(Saved entries)
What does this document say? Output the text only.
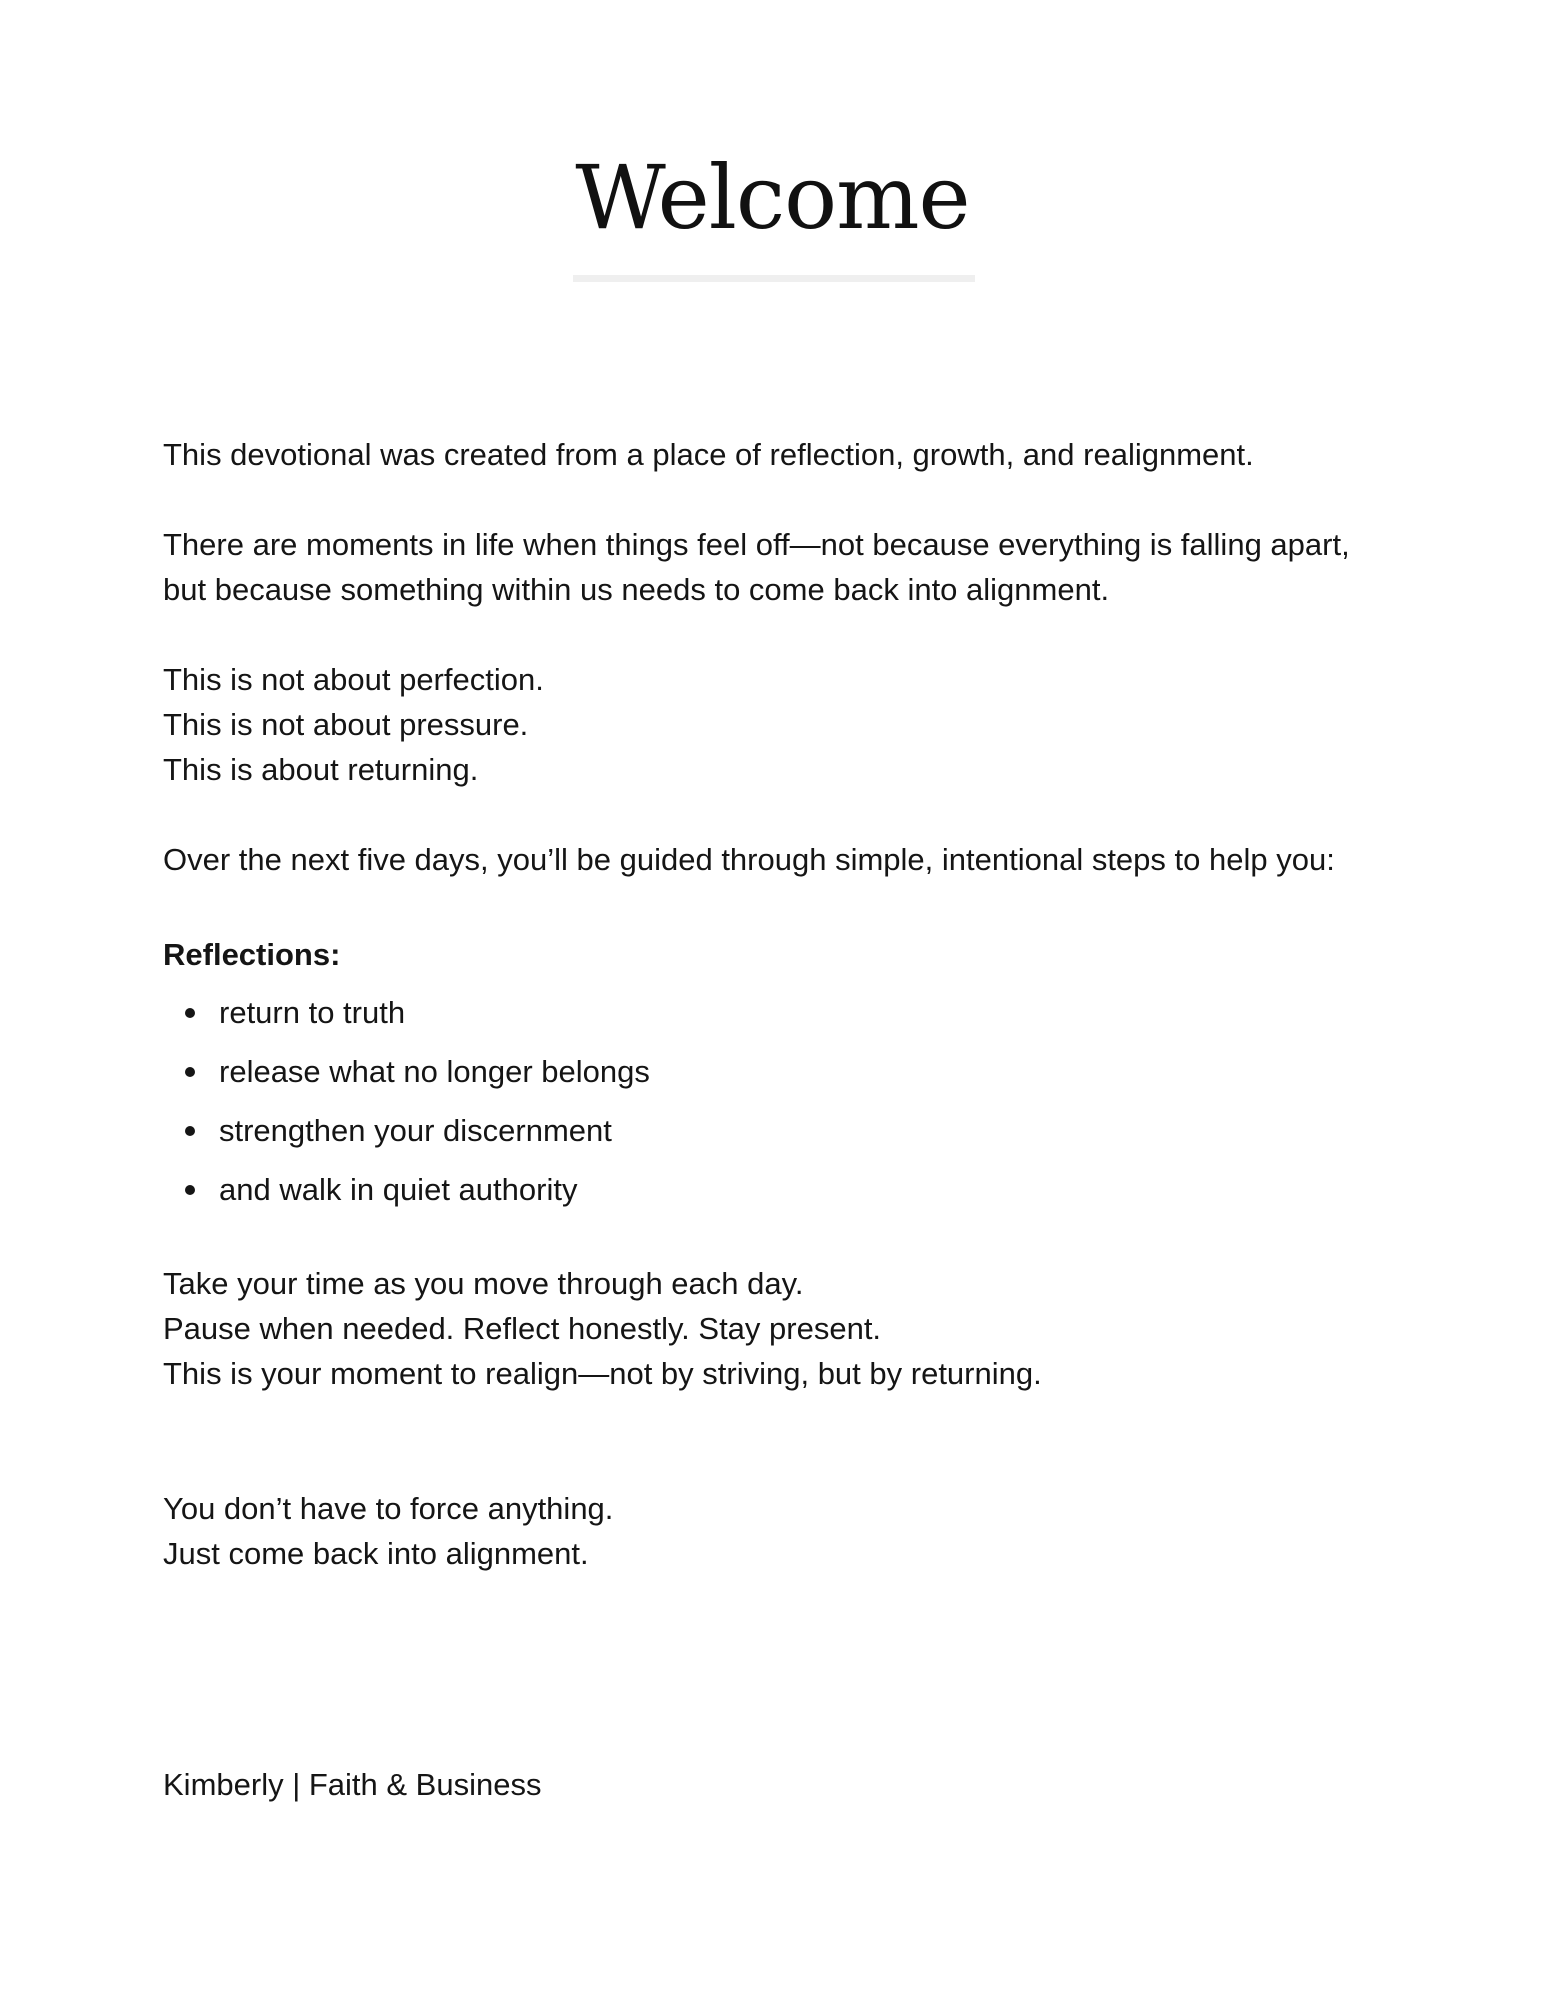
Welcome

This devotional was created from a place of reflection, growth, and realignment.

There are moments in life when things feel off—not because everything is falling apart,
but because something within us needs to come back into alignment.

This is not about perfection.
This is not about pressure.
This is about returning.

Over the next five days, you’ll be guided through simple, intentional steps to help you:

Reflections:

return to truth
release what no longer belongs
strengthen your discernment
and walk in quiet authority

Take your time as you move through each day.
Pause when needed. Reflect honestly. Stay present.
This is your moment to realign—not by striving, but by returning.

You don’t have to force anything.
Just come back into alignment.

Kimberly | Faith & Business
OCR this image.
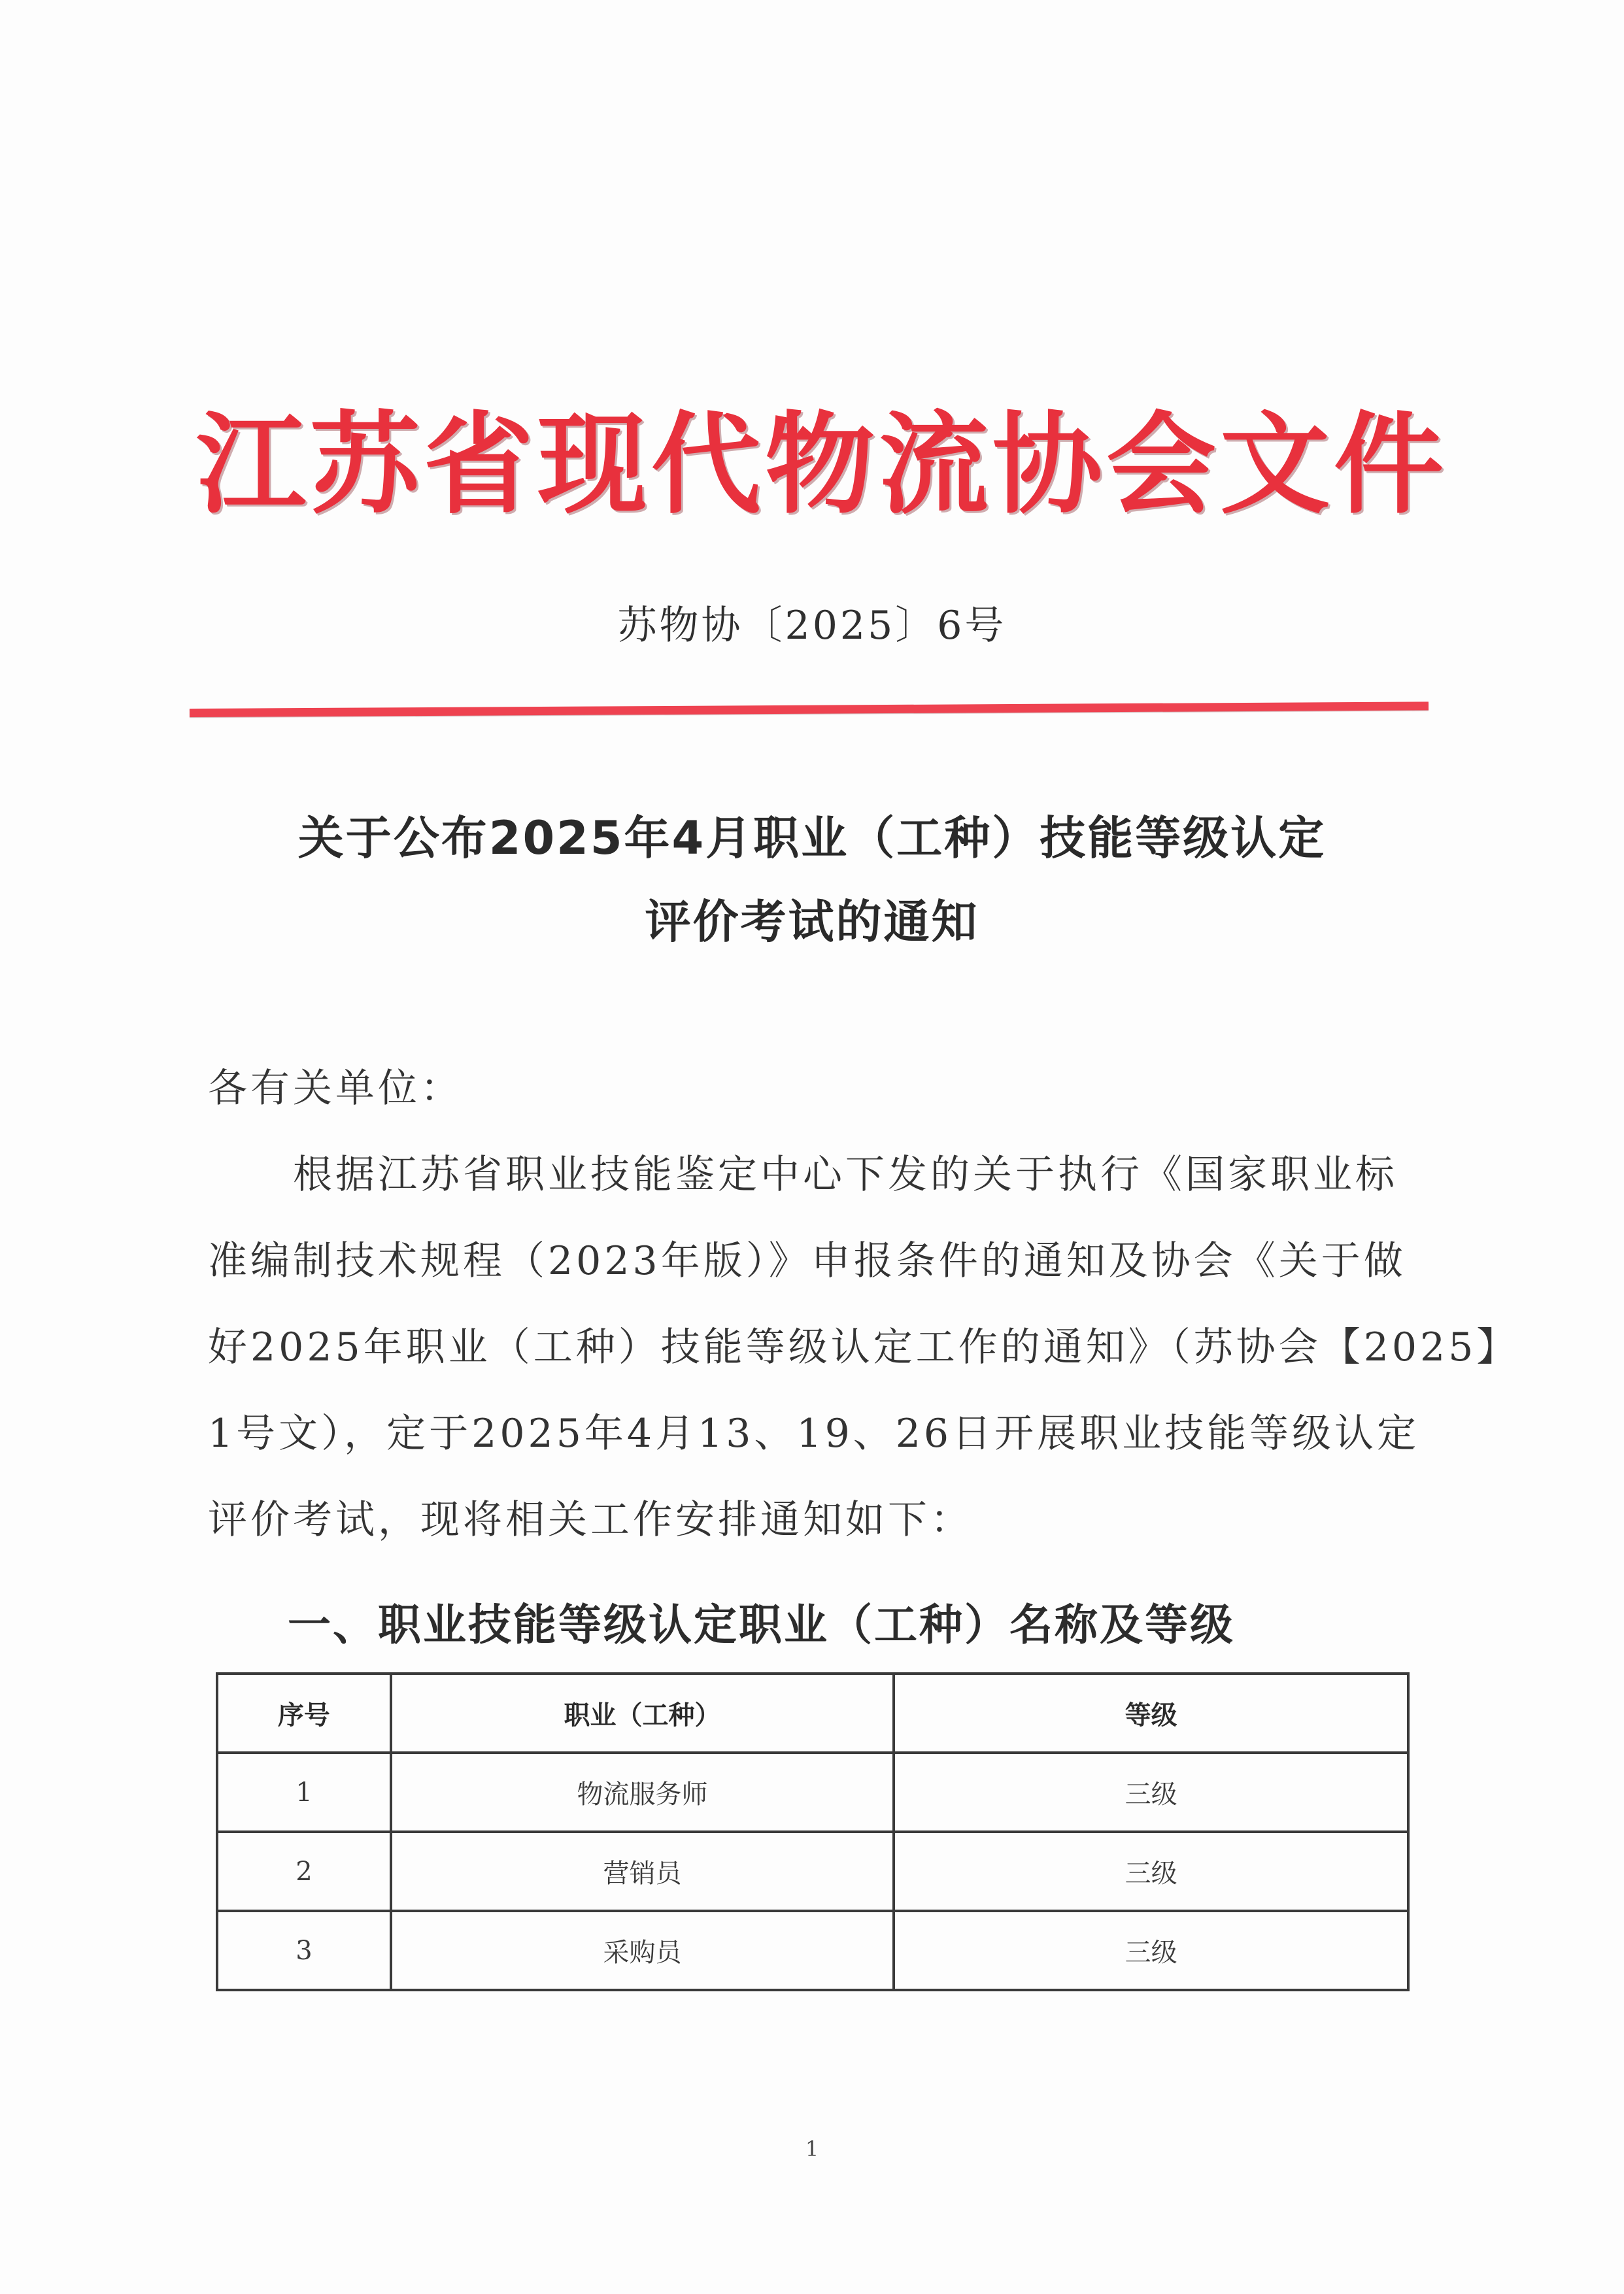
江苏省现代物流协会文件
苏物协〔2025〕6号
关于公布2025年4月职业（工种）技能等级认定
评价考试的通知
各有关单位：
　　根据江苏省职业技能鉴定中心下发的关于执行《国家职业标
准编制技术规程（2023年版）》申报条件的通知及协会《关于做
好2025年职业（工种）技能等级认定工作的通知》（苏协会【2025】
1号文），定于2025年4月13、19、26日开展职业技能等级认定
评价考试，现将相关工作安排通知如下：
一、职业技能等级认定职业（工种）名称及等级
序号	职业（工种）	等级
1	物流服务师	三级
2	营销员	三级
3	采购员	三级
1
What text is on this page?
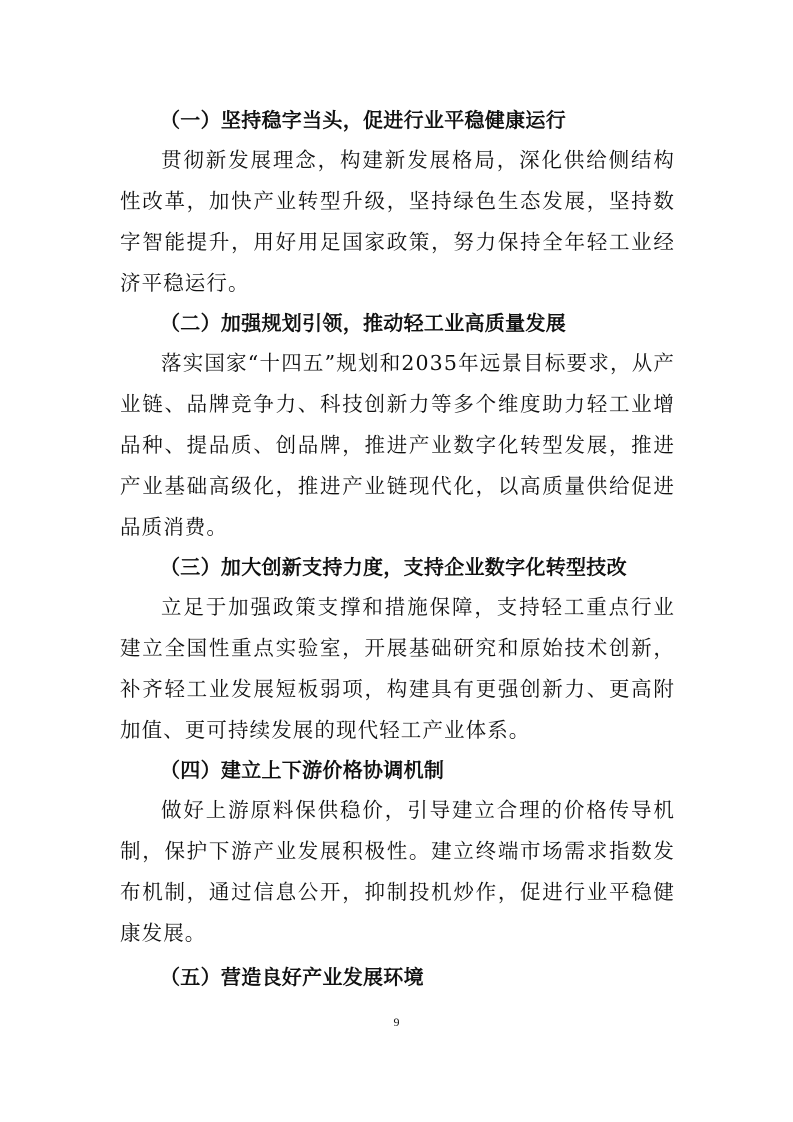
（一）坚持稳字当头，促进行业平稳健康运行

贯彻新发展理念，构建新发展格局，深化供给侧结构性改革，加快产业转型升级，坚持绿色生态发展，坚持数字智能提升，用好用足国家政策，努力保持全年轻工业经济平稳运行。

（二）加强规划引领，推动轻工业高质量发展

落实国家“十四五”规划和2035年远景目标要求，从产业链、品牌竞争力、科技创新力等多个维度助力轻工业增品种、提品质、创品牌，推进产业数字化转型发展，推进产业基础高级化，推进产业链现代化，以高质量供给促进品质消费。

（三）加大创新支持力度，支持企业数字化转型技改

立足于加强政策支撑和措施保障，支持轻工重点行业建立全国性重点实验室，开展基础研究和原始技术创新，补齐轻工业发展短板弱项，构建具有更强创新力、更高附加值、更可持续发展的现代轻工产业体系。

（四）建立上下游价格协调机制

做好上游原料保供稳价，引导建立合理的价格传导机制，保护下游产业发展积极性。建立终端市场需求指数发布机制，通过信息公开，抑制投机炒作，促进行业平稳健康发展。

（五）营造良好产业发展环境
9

▶ [What you should do]: Your answer should be one number: the count of lines in the data above that include the word "into".

▶ [Solution to the exercise]: 2